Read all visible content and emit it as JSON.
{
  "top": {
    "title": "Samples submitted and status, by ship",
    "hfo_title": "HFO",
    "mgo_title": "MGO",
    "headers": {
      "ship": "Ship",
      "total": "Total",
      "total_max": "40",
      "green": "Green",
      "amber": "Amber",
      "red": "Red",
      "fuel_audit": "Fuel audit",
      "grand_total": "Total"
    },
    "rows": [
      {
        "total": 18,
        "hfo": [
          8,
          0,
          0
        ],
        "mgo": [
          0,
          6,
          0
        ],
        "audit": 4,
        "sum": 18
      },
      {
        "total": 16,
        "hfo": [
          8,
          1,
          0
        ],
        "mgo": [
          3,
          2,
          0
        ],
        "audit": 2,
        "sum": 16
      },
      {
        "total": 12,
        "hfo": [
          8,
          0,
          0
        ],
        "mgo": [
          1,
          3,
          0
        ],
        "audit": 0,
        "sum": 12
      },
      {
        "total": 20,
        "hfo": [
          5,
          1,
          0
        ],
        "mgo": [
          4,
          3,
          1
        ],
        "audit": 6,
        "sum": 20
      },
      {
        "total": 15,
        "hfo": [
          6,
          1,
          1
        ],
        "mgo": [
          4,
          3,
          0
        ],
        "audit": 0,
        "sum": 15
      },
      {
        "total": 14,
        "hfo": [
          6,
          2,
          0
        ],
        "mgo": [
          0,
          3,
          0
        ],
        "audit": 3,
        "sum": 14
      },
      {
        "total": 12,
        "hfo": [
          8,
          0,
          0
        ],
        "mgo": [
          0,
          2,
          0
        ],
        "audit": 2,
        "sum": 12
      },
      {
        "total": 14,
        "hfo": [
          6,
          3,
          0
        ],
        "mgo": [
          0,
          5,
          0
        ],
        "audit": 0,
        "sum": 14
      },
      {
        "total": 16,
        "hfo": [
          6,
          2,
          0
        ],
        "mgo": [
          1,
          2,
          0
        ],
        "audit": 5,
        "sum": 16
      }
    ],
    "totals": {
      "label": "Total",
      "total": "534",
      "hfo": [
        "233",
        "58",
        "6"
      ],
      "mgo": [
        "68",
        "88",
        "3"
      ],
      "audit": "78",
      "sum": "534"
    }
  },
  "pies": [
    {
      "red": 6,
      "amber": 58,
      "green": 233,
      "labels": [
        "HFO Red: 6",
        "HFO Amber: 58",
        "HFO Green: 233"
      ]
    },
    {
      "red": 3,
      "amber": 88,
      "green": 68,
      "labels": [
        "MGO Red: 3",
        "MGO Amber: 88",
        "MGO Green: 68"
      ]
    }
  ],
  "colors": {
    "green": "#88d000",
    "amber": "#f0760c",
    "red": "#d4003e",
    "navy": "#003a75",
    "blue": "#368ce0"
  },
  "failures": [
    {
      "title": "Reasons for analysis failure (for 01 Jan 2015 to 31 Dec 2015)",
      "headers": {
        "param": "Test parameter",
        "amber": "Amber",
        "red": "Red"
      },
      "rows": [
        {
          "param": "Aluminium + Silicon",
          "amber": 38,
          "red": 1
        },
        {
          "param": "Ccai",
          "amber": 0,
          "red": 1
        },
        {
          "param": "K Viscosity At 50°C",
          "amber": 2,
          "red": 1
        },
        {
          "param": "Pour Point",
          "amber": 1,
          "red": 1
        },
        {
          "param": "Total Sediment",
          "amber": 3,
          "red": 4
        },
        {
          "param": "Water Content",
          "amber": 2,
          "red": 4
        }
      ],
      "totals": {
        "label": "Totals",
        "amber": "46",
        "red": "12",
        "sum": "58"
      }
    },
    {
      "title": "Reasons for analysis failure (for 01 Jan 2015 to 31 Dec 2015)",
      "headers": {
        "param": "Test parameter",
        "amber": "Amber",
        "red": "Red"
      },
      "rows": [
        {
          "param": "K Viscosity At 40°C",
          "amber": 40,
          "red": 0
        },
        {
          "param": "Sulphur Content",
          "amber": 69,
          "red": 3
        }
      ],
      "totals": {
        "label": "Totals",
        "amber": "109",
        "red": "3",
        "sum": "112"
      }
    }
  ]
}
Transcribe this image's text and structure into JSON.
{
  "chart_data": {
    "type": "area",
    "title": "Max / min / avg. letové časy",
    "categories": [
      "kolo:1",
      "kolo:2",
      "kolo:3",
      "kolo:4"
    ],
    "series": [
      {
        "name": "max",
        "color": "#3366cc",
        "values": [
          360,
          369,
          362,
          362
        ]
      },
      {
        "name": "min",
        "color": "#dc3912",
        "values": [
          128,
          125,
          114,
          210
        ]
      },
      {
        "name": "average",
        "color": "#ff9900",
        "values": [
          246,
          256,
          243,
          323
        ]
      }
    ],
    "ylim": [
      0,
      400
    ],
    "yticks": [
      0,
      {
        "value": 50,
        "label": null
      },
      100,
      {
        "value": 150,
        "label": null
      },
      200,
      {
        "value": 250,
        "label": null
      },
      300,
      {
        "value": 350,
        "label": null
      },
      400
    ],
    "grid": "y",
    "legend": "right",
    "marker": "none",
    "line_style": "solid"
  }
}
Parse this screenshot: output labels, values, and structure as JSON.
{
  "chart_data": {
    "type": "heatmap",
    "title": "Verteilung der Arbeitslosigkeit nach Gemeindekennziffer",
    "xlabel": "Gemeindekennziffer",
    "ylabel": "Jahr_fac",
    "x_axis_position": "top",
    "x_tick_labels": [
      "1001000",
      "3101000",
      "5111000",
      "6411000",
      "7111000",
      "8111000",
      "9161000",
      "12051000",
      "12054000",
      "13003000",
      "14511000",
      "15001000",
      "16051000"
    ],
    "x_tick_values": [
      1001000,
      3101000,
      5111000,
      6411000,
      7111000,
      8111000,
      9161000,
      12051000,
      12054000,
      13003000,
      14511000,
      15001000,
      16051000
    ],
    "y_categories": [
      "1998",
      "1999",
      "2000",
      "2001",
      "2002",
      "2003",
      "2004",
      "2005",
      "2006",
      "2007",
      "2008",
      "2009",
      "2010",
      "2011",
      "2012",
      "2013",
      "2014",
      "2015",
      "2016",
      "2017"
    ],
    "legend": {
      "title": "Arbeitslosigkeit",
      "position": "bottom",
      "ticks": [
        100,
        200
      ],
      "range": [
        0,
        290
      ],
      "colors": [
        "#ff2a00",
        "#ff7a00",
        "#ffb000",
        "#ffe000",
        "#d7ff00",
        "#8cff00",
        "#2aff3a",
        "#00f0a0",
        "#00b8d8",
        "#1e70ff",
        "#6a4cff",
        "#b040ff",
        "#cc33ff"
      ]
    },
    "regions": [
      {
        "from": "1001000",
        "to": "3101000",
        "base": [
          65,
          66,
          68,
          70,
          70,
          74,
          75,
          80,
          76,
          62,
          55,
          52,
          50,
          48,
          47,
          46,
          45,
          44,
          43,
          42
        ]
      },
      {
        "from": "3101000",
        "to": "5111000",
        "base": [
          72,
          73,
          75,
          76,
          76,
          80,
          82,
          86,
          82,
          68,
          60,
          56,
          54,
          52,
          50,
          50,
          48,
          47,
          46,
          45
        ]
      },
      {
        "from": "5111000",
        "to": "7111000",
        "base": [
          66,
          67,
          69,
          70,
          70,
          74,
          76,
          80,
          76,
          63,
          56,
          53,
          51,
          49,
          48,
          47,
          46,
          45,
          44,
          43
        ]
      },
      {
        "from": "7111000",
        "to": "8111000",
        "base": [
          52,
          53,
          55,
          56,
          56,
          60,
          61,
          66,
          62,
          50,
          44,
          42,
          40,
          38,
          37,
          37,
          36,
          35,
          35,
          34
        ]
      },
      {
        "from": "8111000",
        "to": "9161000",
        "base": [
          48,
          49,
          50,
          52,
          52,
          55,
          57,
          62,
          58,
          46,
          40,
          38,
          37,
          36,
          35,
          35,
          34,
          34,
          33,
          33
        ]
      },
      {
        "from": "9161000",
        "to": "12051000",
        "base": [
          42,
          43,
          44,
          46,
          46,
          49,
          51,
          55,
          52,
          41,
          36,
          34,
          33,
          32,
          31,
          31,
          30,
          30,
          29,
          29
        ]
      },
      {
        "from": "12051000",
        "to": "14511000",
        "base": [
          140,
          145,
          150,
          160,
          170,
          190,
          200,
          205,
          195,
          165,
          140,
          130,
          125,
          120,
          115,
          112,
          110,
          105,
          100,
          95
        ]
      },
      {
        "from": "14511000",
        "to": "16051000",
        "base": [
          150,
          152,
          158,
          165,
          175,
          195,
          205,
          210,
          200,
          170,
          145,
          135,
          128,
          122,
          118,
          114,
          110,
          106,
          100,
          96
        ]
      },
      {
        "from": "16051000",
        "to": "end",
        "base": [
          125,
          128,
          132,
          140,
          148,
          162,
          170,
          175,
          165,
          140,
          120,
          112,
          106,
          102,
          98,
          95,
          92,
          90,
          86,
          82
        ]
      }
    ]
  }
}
──────────
» Exercise task
Of the lines in this listing, report how many contain the string "Viscosity", and give the number only.

» Result of this task
2